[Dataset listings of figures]
— START —
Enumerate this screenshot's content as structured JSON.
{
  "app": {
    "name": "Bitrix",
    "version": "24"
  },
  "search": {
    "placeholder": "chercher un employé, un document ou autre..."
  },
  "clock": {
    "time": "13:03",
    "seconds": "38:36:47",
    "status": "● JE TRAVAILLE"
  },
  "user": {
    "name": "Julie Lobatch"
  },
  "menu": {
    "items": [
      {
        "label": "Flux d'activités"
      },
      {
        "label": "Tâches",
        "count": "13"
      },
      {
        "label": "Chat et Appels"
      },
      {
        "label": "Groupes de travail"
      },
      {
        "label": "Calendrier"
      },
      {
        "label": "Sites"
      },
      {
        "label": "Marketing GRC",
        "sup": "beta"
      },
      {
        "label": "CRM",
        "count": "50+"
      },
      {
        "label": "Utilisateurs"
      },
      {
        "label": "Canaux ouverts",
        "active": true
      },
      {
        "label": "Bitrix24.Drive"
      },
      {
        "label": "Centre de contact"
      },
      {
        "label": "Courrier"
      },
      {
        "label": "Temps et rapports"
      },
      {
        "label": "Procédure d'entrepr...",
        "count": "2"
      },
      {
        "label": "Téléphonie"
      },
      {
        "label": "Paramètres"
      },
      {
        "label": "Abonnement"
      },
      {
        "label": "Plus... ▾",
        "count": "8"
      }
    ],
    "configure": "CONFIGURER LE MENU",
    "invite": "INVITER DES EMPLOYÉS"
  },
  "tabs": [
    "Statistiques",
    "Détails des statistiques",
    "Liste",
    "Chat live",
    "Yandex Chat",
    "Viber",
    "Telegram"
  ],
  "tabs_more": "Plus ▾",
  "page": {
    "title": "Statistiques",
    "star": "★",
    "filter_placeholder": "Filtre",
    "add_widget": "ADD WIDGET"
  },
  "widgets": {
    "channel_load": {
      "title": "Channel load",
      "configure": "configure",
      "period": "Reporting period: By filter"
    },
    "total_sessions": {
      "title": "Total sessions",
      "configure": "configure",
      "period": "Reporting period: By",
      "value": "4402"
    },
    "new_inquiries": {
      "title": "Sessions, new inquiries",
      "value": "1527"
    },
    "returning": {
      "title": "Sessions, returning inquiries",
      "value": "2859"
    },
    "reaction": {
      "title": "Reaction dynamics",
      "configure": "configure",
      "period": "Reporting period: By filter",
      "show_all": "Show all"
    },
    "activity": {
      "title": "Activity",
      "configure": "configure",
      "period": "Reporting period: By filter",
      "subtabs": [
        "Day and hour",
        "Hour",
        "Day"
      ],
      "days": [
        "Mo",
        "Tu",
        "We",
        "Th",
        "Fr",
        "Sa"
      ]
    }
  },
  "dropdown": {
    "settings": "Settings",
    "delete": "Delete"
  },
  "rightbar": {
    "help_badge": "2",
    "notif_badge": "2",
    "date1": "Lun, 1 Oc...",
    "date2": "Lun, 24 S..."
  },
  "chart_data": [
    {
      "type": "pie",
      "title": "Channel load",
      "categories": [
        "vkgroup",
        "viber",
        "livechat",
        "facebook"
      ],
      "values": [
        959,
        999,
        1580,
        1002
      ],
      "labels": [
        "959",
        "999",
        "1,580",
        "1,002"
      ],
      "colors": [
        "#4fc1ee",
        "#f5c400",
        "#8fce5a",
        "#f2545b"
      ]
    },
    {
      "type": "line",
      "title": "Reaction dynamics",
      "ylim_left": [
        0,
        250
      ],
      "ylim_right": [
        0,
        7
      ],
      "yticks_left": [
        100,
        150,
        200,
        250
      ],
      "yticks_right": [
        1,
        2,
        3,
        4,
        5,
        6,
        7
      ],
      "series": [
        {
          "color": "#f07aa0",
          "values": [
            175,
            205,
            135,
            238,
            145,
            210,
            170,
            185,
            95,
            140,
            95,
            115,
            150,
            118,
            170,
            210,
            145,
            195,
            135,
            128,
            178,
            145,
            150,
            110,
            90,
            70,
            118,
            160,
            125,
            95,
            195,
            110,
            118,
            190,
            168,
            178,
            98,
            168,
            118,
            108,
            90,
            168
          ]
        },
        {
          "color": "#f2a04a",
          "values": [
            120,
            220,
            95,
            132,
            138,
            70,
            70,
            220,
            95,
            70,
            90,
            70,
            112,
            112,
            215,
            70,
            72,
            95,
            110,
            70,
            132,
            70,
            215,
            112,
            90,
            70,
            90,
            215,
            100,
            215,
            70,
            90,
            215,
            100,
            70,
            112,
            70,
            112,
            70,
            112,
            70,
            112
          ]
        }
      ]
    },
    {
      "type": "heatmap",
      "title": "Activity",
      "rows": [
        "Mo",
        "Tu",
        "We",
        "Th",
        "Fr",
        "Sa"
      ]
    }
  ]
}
— END —
**Task directions**
Take the listing above and write it out again exactly.

**Answer below**
Enumerate this screenshot's content as structured JSON.
{
  "app": {
    "name": "Bitrix",
    "version": "24"
  },
  "search": {
    "placeholder": "chercher un employé, un document ou autre..."
  },
  "clock": {
    "time": "13:03",
    "seconds": "38:36:47",
    "status": "● JE TRAVAILLE"
  },
  "user": {
    "name": "Julie Lobatch"
  },
  "menu": {
    "items": [
      {
        "label": "Flux d'activités"
      },
      {
        "label": "Tâches",
        "count": "13"
      },
      {
        "label": "Chat et Appels"
      },
      {
        "label": "Groupes de travail"
      },
      {
        "label": "Calendrier"
      },
      {
        "label": "Sites"
      },
      {
        "label": "Marketing GRC",
        "sup": "beta"
      },
      {
        "label": "CRM",
        "count": "50+"
      },
      {
        "label": "Utilisateurs"
      },
      {
        "label": "Canaux ouverts",
        "active": true
      },
      {
        "label": "Bitrix24.Drive"
      },
      {
        "label": "Centre de contact"
      },
      {
        "label": "Courrier"
      },
      {
        "label": "Temps et rapports"
      },
      {
        "label": "Procédure d'entrepr...",
        "count": "2"
      },
      {
        "label": "Téléphonie"
      },
      {
        "label": "Paramètres"
      },
      {
        "label": "Abonnement"
      },
      {
        "label": "Plus... ▾",
        "count": "8"
      }
    ],
    "configure": "CONFIGURER LE MENU",
    "invite": "INVITER DES EMPLOYÉS"
  },
  "tabs": [
    "Statistiques",
    "Détails des statistiques",
    "Liste",
    "Chat live",
    "Yandex Chat",
    "Viber",
    "Telegram"
  ],
  "tabs_more": "Plus ▾",
  "page": {
    "title": "Statistiques",
    "star": "★",
    "filter_placeholder": "Filtre",
    "add_widget": "ADD WIDGET"
  },
  "widgets": {
    "channel_load": {
      "title": "Channel load",
      "configure": "configure",
      "period": "Reporting period: By filter"
    },
    "total_sessions": {
      "title": "Total sessions",
      "configure": "configure",
      "period": "Reporting period: By",
      "value": "4402"
    },
    "new_inquiries": {
      "title": "Sessions, new inquiries",
      "value": "1527"
    },
    "returning": {
      "title": "Sessions, returning inquiries",
      "value": "2859"
    },
    "reaction": {
      "title": "Reaction dynamics",
      "configure": "configure",
      "period": "Reporting period: By filter",
      "show_all": "Show all"
    },
    "activity": {
      "title": "Activity",
      "configure": "configure",
      "period": "Reporting period: By filter",
      "subtabs": [
        "Day and hour",
        "Hour",
        "Day"
      ],
      "days": [
        "Mo",
        "Tu",
        "We",
        "Th",
        "Fr",
        "Sa"
      ]
    }
  },
  "dropdown": {
    "settings": "Settings",
    "delete": "Delete"
  },
  "rightbar": {
    "help_badge": "2",
    "notif_badge": "2",
    "date1": "Lun, 1 Oc...",
    "date2": "Lun, 24 S..."
  },
  "chart_data": [
    {
      "type": "pie",
      "title": "Channel load",
      "categories": [
        "vkgroup",
        "viber",
        "livechat",
        "facebook"
      ],
      "values": [
        959,
        999,
        1580,
        1002
      ],
      "labels": [
        "959",
        "999",
        "1,580",
        "1,002"
      ],
      "colors": [
        "#4fc1ee",
        "#f5c400",
        "#8fce5a",
        "#f2545b"
      ]
    },
    {
      "type": "line",
      "title": "Reaction dynamics",
      "ylim_left": [
        0,
        250
      ],
      "ylim_right": [
        0,
        7
      ],
      "yticks_left": [
        100,
        150,
        200,
        250
      ],
      "yticks_right": [
        1,
        2,
        3,
        4,
        5,
        6,
        7
      ],
      "series": [
        {
          "color": "#f07aa0",
          "values": [
            175,
            205,
            135,
            238,
            145,
            210,
            170,
            185,
            95,
            140,
            95,
            115,
            150,
            118,
            170,
            210,
            145,
            195,
            135,
            128,
            178,
            145,
            150,
            110,
            90,
            70,
            118,
            160,
            125,
            95,
            195,
            110,
            118,
            190,
            168,
            178,
            98,
            168,
            118,
            108,
            90,
            168
          ]
        },
        {
          "color": "#f2a04a",
          "values": [
            120,
            220,
            95,
            132,
            138,
            70,
            70,
            220,
            95,
            70,
            90,
            70,
            112,
            112,
            215,
            70,
            72,
            95,
            110,
            70,
            132,
            70,
            215,
            112,
            90,
            70,
            90,
            215,
            100,
            215,
            70,
            90,
            215,
            100,
            70,
            112,
            70,
            112,
            70,
            112,
            70,
            112
          ]
        }
      ]
    },
    {
      "type": "heatmap",
      "title": "Activity",
      "rows": [
        "Mo",
        "Tu",
        "We",
        "Th",
        "Fr",
        "Sa"
      ]
    }
  ]
}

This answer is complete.